-- Start of PROVIDED RECORDS --
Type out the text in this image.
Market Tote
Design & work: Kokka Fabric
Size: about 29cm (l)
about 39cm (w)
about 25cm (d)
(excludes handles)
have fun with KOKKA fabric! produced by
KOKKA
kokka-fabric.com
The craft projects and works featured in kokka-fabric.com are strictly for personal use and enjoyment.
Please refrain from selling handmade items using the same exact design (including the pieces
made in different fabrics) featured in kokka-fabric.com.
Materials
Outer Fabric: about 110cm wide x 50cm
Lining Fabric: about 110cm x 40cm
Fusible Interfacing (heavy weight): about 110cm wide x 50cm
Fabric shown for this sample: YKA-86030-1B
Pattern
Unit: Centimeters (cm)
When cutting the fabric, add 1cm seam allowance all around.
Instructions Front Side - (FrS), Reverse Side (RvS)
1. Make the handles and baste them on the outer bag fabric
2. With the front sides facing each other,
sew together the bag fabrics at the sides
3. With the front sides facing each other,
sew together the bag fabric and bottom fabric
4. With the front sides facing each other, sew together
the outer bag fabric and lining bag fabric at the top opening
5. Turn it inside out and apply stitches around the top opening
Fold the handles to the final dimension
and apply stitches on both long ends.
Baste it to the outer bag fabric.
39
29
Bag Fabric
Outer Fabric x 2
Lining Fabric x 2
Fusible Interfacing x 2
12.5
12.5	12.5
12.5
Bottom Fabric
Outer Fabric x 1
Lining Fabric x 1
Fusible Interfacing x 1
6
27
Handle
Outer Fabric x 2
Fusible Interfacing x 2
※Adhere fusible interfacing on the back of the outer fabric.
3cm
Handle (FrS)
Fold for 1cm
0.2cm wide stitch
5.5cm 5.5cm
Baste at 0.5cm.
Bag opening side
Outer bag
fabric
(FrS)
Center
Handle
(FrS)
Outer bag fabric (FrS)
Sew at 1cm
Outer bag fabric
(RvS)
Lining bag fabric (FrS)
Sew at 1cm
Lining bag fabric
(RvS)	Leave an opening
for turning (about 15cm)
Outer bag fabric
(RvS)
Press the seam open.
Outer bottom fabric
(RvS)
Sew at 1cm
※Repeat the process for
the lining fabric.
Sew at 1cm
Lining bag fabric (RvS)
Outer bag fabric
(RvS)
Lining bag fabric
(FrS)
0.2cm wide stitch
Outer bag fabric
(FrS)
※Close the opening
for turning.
-- End of PROVIDED RECORDS --
**SHORT TASK:** Copy every record above exactly as it appears.

**EXERCISE RESULT:**
Type out the text in this image.
Market Tote
Design & work: Kokka Fabric
Size: about 29cm (l)
about 39cm (w)
about 25cm (d)
(excludes handles)
have fun with KOKKA fabric! produced by
KOKKA
kokka-fabric.com
The craft projects and works featured in kokka-fabric.com are strictly for personal use and enjoyment.
Please refrain from selling handmade items using the same exact design (including the pieces
made in different fabrics) featured in kokka-fabric.com.
Materials
Outer Fabric: about 110cm wide x 50cm
Lining Fabric: about 110cm x 40cm
Fusible Interfacing (heavy weight): about 110cm wide x 50cm
Fabric shown for this sample: YKA-86030-1B
Pattern
Unit: Centimeters (cm)
When cutting the fabric, add 1cm seam allowance all around.
Instructions Front Side - (FrS), Reverse Side (RvS)
1. Make the handles and baste them on the outer bag fabric
2. With the front sides facing each other,
sew together the bag fabrics at the sides
3. With the front sides facing each other,
sew together the bag fabric and bottom fabric
4. With the front sides facing each other, sew together
the outer bag fabric and lining bag fabric at the top opening
5. Turn it inside out and apply stitches around the top opening
Fold the handles to the final dimension
and apply stitches on both long ends.
Baste it to the outer bag fabric.
39
29
Bag Fabric
Outer Fabric x 2
Lining Fabric x 2
Fusible Interfacing x 2
12.5
12.5	12.5
12.5
Bottom Fabric
Outer Fabric x 1
Lining Fabric x 1
Fusible Interfacing x 1
6
27
Handle
Outer Fabric x 2
Fusible Interfacing x 2
※Adhere fusible interfacing on the back of the outer fabric.
3cm
Handle (FrS)
Fold for 1cm
0.2cm wide stitch
5.5cm 5.5cm
Baste at 0.5cm.
Bag opening side
Outer bag
fabric
(FrS)
Center
Handle
(FrS)
Outer bag fabric (FrS)
Sew at 1cm
Outer bag fabric
(RvS)
Lining bag fabric (FrS)
Sew at 1cm
Lining bag fabric
(RvS)	Leave an opening
for turning (about 15cm)
Outer bag fabric
(RvS)
Press the seam open.
Outer bottom fabric
(RvS)
Sew at 1cm
※Repeat the process for
the lining fabric.
Sew at 1cm
Lining bag fabric (RvS)
Outer bag fabric
(RvS)
Lining bag fabric
(FrS)
0.2cm wide stitch
Outer bag fabric
(FrS)
※Close the opening
for turning.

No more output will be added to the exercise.